WHAT THE TASK ASKS: Copy out the material word for word, starting at its first line and ending with the line that holds "x-tick-label: 6 [1448, 1172, 1469, 1213]", inclusive.

INPUT:
* * * *

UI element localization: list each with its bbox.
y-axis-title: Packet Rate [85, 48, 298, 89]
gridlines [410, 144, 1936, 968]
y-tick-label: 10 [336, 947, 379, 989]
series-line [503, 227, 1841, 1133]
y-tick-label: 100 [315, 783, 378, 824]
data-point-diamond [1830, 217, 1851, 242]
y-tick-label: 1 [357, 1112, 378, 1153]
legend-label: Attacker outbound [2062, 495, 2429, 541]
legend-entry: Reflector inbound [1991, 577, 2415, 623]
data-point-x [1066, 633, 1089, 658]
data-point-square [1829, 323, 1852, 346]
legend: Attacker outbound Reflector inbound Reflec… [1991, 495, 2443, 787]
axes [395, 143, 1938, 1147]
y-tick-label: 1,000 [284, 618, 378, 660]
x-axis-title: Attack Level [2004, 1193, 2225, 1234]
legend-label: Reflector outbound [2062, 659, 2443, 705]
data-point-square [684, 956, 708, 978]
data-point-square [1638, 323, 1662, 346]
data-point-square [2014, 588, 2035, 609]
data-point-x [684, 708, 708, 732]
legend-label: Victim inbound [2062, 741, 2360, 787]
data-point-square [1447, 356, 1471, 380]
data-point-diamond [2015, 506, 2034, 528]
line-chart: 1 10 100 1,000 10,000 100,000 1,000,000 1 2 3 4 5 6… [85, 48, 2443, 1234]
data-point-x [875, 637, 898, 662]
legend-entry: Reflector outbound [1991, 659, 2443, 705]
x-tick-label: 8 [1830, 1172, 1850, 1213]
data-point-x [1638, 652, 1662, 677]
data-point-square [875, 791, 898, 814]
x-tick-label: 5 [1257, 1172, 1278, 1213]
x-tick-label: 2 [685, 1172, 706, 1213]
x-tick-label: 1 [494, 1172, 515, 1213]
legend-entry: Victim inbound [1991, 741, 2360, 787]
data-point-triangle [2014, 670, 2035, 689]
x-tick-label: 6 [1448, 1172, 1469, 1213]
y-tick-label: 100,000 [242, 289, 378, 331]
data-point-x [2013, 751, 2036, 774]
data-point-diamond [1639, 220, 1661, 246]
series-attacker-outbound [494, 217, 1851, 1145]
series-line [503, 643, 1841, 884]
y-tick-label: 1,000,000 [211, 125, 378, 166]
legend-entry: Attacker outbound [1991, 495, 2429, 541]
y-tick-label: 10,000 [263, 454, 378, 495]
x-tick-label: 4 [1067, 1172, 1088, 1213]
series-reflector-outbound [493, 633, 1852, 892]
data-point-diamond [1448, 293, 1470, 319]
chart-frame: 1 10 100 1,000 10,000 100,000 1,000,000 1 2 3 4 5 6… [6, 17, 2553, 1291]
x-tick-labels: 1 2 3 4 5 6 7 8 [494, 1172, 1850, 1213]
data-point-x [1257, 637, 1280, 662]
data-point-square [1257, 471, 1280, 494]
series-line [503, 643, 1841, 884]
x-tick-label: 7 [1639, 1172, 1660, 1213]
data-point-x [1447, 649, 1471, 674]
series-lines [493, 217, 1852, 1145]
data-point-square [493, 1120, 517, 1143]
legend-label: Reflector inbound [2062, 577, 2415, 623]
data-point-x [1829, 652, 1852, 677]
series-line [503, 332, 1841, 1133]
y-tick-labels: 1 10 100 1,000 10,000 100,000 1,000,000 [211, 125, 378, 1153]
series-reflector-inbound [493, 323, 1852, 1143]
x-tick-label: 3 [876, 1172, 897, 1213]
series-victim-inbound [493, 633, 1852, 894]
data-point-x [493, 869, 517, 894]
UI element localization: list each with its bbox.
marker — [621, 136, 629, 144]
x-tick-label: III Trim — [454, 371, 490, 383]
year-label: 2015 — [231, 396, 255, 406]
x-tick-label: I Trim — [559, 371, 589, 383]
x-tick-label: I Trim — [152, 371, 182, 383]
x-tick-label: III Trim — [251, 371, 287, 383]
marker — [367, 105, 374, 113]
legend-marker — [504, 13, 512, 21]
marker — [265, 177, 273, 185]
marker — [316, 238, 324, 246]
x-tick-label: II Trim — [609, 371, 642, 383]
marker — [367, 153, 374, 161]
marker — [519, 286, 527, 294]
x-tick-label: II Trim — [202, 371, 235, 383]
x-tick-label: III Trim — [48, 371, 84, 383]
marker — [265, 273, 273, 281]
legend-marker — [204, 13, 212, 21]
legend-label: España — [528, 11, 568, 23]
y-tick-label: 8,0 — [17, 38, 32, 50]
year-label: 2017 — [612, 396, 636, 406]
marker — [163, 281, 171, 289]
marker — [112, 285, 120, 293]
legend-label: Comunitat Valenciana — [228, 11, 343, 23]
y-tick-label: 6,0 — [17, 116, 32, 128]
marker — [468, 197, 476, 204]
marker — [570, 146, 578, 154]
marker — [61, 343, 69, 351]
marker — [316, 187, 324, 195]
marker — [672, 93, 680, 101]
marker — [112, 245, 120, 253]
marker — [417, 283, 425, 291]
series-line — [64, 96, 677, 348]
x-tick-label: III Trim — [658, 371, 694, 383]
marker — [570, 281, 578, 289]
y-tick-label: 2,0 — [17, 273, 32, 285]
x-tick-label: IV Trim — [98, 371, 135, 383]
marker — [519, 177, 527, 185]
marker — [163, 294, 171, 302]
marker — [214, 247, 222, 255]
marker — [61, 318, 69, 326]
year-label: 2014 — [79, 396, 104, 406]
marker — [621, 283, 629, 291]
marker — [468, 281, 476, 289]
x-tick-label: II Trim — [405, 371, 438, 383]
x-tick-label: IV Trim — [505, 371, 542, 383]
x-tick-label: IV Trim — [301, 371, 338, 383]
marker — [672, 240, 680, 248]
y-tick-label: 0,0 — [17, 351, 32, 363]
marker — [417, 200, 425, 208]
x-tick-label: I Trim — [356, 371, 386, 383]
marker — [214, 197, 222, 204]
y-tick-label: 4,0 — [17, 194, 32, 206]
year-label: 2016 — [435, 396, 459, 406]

* * * *

SOLUTION TO THIS PROBLEM:
UI element localization: list each with its bbox.
y-axis-title: Packet Rate [85, 48, 298, 89]
gridlines [410, 144, 1936, 968]
y-tick-label: 10 [336, 947, 379, 989]
series-line [503, 227, 1841, 1133]
y-tick-label: 100 [315, 783, 378, 824]
data-point-diamond [1830, 217, 1851, 242]
y-tick-label: 1 [357, 1112, 378, 1153]
legend-label: Attacker outbound [2062, 495, 2429, 541]
legend-entry: Reflector inbound [1991, 577, 2415, 623]
data-point-x [1066, 633, 1089, 658]
data-point-square [1829, 323, 1852, 346]
legend: Attacker outbound Reflector inbound Reflec… [1991, 495, 2443, 787]
axes [395, 143, 1938, 1147]
y-tick-label: 1,000 [284, 618, 378, 660]
x-axis-title: Attack Level [2004, 1193, 2225, 1234]
legend-label: Reflector outbound [2062, 659, 2443, 705]
data-point-square [684, 956, 708, 978]
data-point-square [1638, 323, 1662, 346]
data-point-square [2014, 588, 2035, 609]
data-point-x [684, 708, 708, 732]
legend-label: Victim inbound [2062, 741, 2360, 787]
data-point-square [1447, 356, 1471, 380]
data-point-diamond [2015, 506, 2034, 528]
line-chart: 1 10 100 1,000 10,000 100,000 1,000,000 1 2 3 4 5 6… [85, 48, 2443, 1234]
data-point-x [875, 637, 898, 662]
legend-entry: Reflector outbound [1991, 659, 2443, 705]
x-tick-label: 8 [1830, 1172, 1850, 1213]
data-point-x [1638, 652, 1662, 677]
data-point-square [875, 791, 898, 814]
x-tick-label: 5 [1257, 1172, 1278, 1213]
x-tick-label: 2 [685, 1172, 706, 1213]
x-tick-label: 1 [494, 1172, 515, 1213]
legend-entry: Victim inbound [1991, 741, 2360, 787]
data-point-triangle [2014, 670, 2035, 689]
x-tick-label: 6 [1448, 1172, 1469, 1213]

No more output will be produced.